DO THIS = Please copy every line of the records below that holds the word "DRIFT".

RECORDS FOR THE EXERCISE =
________________

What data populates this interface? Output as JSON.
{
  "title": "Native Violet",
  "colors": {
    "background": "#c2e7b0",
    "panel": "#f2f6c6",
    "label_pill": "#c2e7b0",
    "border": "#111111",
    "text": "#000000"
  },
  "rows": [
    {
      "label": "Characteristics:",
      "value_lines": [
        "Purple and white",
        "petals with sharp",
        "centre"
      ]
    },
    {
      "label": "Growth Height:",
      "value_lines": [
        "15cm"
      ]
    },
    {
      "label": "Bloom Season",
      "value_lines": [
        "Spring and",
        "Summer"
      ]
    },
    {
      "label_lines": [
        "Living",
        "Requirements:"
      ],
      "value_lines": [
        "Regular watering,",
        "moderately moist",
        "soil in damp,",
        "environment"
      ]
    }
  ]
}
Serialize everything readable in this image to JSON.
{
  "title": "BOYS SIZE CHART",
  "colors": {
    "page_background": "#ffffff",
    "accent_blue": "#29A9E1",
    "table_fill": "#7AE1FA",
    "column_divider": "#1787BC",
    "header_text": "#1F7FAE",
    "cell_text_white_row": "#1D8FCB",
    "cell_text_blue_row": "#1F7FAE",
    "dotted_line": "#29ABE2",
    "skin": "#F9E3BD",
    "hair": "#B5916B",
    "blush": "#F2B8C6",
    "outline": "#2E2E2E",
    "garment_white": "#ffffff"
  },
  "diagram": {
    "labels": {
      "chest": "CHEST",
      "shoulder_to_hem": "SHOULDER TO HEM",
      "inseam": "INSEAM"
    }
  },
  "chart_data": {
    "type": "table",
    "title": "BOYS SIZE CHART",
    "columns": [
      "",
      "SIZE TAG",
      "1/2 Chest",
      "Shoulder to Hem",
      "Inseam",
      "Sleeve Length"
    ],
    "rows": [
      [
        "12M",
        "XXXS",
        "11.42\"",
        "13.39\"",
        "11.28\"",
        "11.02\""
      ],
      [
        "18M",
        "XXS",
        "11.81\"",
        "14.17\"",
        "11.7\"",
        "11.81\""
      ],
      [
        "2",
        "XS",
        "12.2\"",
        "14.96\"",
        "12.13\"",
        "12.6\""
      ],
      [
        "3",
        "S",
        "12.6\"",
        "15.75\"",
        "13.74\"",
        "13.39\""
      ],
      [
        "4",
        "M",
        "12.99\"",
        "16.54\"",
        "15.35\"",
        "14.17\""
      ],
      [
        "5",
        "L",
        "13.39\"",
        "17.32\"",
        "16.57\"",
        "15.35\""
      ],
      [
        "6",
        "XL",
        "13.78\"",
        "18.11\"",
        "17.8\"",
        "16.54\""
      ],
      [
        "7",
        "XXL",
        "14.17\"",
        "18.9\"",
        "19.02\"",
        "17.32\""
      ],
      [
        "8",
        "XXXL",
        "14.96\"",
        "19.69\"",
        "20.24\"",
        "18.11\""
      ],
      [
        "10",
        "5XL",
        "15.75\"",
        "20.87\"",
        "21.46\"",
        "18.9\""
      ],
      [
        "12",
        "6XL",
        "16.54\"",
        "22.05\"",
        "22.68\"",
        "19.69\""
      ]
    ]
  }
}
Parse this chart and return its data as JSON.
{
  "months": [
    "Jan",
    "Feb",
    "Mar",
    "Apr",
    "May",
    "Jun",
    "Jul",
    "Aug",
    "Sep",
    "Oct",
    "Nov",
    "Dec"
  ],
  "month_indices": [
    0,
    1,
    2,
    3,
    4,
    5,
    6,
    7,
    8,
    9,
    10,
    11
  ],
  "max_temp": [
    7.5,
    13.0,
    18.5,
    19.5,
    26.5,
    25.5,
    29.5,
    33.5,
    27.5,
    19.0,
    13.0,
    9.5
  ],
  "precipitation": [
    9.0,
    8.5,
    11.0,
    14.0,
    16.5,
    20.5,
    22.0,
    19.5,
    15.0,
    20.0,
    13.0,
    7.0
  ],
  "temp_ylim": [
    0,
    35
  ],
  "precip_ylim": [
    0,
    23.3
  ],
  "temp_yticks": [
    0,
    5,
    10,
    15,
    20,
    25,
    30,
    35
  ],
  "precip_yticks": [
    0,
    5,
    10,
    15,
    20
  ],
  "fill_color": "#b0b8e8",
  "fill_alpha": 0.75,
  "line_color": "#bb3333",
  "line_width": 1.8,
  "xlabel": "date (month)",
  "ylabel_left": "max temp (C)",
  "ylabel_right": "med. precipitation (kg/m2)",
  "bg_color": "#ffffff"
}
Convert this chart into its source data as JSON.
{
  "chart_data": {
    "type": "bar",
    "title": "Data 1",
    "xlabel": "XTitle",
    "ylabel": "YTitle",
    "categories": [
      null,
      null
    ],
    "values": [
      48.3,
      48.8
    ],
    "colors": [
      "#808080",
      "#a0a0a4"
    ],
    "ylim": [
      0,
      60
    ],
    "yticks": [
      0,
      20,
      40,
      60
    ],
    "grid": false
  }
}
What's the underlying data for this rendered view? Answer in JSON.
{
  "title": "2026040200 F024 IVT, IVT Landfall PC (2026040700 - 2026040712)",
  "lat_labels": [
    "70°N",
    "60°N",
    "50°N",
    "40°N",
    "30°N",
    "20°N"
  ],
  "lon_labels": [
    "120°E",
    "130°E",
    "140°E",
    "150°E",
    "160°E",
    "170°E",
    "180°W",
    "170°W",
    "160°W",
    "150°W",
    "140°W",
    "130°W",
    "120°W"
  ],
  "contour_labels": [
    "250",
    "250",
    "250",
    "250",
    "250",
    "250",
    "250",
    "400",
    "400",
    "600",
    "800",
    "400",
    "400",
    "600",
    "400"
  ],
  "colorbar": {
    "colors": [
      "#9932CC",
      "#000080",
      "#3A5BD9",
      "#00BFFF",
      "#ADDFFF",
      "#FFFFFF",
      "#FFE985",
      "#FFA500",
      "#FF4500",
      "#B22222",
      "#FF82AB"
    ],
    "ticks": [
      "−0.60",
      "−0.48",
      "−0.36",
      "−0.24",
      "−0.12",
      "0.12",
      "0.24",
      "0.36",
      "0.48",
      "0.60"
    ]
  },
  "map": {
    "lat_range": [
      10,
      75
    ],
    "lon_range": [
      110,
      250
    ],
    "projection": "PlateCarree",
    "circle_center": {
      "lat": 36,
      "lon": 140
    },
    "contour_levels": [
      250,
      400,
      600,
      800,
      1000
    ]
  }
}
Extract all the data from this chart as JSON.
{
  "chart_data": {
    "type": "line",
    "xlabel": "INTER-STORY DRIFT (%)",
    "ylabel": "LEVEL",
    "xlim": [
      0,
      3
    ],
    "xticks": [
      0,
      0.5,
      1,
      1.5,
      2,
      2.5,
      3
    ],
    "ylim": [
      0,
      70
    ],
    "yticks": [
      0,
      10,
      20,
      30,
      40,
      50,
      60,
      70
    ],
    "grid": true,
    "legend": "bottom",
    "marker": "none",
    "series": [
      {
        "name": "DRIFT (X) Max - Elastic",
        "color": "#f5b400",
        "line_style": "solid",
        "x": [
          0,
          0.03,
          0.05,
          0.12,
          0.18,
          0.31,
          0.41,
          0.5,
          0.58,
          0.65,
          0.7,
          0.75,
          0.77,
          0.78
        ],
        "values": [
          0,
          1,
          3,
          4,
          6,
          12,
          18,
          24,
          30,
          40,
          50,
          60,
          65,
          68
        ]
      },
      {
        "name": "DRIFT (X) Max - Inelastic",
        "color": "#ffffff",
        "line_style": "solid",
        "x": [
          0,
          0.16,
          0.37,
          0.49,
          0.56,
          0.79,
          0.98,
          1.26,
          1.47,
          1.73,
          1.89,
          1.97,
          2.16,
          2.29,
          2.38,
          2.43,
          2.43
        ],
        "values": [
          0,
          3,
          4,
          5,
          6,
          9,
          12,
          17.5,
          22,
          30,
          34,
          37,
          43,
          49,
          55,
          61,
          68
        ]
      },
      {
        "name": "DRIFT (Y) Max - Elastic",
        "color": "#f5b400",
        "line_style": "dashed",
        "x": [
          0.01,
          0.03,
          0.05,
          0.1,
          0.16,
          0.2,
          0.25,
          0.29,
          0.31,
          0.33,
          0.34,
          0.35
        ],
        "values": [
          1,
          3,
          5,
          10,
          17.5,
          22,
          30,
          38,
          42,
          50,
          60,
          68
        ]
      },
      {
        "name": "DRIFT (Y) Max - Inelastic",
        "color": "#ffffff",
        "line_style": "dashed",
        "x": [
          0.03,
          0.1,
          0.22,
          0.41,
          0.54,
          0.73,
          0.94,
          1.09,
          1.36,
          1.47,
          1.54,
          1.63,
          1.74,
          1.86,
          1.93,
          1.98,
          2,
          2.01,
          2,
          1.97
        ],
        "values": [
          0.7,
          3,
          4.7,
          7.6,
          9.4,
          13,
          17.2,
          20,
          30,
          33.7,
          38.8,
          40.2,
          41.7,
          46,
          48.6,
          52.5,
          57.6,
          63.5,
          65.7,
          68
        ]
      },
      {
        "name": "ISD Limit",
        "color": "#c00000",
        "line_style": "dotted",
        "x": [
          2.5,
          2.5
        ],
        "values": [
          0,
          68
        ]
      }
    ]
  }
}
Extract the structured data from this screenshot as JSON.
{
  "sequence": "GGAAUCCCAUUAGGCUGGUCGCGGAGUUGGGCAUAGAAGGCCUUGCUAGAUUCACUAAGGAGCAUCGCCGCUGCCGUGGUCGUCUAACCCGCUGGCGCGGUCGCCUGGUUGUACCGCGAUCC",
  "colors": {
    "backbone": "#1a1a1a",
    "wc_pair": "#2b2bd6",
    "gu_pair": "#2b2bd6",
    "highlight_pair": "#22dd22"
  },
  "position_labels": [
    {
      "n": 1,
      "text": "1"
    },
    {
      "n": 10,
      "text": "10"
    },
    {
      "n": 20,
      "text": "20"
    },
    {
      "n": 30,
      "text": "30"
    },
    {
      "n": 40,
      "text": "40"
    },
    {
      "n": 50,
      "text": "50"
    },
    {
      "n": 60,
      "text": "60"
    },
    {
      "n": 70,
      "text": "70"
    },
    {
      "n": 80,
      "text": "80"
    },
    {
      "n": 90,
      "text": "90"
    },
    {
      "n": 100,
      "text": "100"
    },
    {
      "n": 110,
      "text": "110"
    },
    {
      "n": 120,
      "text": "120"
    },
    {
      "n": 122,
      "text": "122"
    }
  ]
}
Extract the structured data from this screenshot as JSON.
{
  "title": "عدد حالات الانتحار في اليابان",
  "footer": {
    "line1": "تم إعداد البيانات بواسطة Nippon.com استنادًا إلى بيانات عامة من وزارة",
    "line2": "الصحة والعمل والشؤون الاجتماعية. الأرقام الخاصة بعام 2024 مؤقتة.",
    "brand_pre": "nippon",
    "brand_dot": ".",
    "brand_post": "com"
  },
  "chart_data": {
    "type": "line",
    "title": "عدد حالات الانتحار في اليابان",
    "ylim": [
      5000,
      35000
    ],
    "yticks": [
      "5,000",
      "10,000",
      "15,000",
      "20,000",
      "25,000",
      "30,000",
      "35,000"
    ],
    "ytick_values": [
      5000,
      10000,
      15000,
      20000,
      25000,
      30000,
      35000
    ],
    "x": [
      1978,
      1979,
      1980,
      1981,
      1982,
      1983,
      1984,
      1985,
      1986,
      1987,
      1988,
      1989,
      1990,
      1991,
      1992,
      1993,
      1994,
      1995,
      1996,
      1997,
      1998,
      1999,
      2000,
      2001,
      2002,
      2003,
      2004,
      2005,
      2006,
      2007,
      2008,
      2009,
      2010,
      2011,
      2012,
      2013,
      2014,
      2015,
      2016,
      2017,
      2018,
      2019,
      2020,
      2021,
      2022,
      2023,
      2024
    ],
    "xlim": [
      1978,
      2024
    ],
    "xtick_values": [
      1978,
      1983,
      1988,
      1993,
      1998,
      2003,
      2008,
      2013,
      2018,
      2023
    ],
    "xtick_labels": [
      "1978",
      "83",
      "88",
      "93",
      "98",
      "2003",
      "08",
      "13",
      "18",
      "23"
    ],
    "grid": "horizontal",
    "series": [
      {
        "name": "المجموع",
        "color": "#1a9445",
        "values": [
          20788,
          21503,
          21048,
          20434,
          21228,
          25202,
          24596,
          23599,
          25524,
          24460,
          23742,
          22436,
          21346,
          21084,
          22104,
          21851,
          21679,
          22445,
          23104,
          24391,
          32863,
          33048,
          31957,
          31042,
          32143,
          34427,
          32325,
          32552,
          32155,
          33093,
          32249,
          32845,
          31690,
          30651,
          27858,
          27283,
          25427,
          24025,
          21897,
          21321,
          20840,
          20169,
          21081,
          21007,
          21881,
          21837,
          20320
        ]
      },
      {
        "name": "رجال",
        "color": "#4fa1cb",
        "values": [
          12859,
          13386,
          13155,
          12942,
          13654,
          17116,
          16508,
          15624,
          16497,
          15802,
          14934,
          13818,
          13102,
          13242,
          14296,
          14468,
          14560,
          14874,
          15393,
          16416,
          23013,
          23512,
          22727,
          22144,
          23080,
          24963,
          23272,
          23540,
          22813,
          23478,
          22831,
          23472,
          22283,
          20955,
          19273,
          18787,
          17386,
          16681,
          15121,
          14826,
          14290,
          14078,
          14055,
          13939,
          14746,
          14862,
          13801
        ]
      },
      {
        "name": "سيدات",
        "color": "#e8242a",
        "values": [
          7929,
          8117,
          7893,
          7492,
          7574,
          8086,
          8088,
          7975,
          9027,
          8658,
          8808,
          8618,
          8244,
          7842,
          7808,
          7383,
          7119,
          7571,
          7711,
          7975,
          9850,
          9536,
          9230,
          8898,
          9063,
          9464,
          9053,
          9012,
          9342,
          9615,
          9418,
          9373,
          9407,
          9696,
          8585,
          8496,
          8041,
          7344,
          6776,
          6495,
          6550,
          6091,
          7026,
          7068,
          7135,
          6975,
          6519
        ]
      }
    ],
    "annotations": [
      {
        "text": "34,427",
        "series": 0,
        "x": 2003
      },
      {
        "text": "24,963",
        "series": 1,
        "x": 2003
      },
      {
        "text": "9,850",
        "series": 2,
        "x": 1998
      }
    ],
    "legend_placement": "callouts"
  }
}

________________

EXERCISE RESULT =
    "xlabel": "INTER-STORY DRIFT (%)",
        "name": "DRIFT (X) Max - Elastic",
        "name": "DRIFT (X) Max - Inelastic",
        "name": "DRIFT (Y) Max - Elastic",
        "name": "DRIFT (Y) Max - Inelastic",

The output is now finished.